▶ Set problem
Emit the entire listing verbatim.

▶ Data for this exercise
╔══

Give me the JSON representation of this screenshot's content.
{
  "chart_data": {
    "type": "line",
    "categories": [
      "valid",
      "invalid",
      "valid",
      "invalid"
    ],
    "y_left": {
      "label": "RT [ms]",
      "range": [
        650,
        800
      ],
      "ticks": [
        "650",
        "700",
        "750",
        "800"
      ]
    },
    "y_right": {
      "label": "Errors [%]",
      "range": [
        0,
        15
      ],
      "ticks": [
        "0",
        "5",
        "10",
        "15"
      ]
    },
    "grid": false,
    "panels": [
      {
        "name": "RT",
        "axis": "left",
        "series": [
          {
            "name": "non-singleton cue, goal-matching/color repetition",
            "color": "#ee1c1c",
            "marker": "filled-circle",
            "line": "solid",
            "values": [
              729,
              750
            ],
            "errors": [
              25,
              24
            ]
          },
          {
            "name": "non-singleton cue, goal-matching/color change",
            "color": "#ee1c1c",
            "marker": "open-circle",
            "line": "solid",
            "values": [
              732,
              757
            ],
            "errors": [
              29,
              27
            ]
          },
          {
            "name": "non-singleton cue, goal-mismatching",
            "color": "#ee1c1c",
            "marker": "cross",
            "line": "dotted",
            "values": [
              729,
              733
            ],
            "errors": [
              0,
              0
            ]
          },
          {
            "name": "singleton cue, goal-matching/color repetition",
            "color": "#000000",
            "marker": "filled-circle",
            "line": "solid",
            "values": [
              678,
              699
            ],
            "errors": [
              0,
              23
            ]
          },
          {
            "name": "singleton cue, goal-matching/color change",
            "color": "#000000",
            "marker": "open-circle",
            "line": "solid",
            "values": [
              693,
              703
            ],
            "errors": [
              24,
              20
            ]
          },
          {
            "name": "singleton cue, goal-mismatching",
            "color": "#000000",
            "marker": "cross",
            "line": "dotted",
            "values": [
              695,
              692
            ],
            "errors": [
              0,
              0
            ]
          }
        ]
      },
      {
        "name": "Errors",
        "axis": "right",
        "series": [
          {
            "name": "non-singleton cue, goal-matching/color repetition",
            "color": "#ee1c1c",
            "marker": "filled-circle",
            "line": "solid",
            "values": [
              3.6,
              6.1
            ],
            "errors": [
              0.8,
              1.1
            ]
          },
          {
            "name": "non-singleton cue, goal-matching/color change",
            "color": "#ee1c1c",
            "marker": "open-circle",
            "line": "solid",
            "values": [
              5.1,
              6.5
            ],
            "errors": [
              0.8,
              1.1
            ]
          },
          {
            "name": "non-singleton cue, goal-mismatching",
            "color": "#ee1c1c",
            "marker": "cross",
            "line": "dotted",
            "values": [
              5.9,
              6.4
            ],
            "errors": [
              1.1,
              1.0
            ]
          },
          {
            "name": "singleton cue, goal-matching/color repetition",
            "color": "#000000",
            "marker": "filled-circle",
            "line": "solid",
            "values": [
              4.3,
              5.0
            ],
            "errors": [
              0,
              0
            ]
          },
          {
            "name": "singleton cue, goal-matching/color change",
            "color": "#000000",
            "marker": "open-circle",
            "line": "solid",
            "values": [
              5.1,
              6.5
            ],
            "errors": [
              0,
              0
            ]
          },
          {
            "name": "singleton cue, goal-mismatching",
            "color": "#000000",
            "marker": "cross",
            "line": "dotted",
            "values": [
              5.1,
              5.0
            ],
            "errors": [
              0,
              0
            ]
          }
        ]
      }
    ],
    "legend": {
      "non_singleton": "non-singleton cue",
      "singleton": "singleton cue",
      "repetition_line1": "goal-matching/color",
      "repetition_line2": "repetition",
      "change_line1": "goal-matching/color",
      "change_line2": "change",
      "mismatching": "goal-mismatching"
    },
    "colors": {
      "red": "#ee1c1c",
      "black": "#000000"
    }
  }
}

╚══

▶ Task result
Give me the JSON representation of this screenshot's content.
{
  "chart_data": {
    "type": "line",
    "categories": [
      "valid",
      "invalid",
      "valid",
      "invalid"
    ],
    "y_left": {
      "label": "RT [ms]",
      "range": [
        650,
        800
      ],
      "ticks": [
        "650",
        "700",
        "750",
        "800"
      ]
    },
    "y_right": {
      "label": "Errors [%]",
      "range": [
        0,
        15
      ],
      "ticks": [
        "0",
        "5",
        "10",
        "15"
      ]
    },
    "grid": false,
    "panels": [
      {
        "name": "RT",
        "axis": "left",
        "series": [
          {
            "name": "non-singleton cue, goal-matching/color repetition",
            "color": "#ee1c1c",
            "marker": "filled-circle",
            "line": "solid",
            "values": [
              729,
              750
            ],
            "errors": [
              25,
              24
            ]
          },
          {
            "name": "non-singleton cue, goal-matching/color change",
            "color": "#ee1c1c",
            "marker": "open-circle",
            "line": "solid",
            "values": [
              732,
              757
            ],
            "errors": [
              29,
              27
            ]
          },
          {
            "name": "non-singleton cue, goal-mismatching",
            "color": "#ee1c1c",
            "marker": "cross",
            "line": "dotted",
            "values": [
              729,
              733
            ],
            "errors": [
              0,
              0
            ]
          },
          {
            "name": "singleton cue, goal-matching/color repetition",
            "color": "#000000",
            "marker": "filled-circle",
            "line": "solid",
            "values": [
              678,
              699
            ],
            "errors": [
              0,
              23
            ]
          },
          {
            "name": "singleton cue, goal-matching/color change",
            "color": "#000000",
            "marker": "open-circle",
            "line": "solid",
            "values": [
              693,
              703
            ],
            "errors": [
              24,
              20
            ]
          },
          {
            "name": "singleton cue, goal-mismatching",
            "color": "#000000",
            "marker": "cross",
            "line": "dotted",
            "values": [
              695,
              692
            ],
            "errors": [
              0,
              0
            ]
          }
        ]
      },
      {
        "name": "Errors",
        "axis": "right",
        "series": [
          {
            "name": "non-singleton cue, goal-matching/color repetition",
            "color": "#ee1c1c",
            "marker": "filled-circle",
            "line": "solid",
            "values": [
              3.6,
              6.1
            ],
            "errors": [
              0.8,
              1.1
            ]
          },
          {
            "name": "non-singleton cue, goal-matching/color change",
            "color": "#ee1c1c",
            "marker": "open-circle",
            "line": "solid",
            "values": [
              5.1,
              6.5
            ],
            "errors": [
              0.8,
              1.1
            ]
          },
          {
            "name": "non-singleton cue, goal-mismatching",
            "color": "#ee1c1c",
            "marker": "cross",
            "line": "dotted",
            "values": [
              5.9,
              6.4
            ],
            "errors": [
              1.1,
              1.0
            ]
          },
          {
            "name": "singleton cue, goal-matching/color repetition",
            "color": "#000000",
            "marker": "filled-circle",
            "line": "solid",
            "values": [
              4.3,
              5.0
            ],
            "errors": [
              0,
              0
            ]
          },
          {
            "name": "singleton cue, goal-matching/color change",
            "color": "#000000",
            "marker": "open-circle",
            "line": "solid",
            "values": [
              5.1,
              6.5
            ],
            "errors": [
              0,
              0
            ]
          },
          {
            "name": "singleton cue, goal-mismatching",
            "color": "#000000",
            "marker": "cross",
            "line": "dotted",
            "values": [
              5.1,
              5.0
            ],
            "errors": [
              0,
              0
            ]
          }
        ]
      }
    ],
    "legend": {
      "non_singleton": "non-singleton cue",
      "singleton": "singleton cue",
      "repetition_line1": "goal-matching/color",
      "repetition_line2": "repetition",
      "change_line1": "goal-matching/color",
      "change_line2": "change",
      "mismatching": "goal-mismatching"
    },
    "colors": {
      "red": "#ee1c1c",
      "black": "#000000"
    }
  }
}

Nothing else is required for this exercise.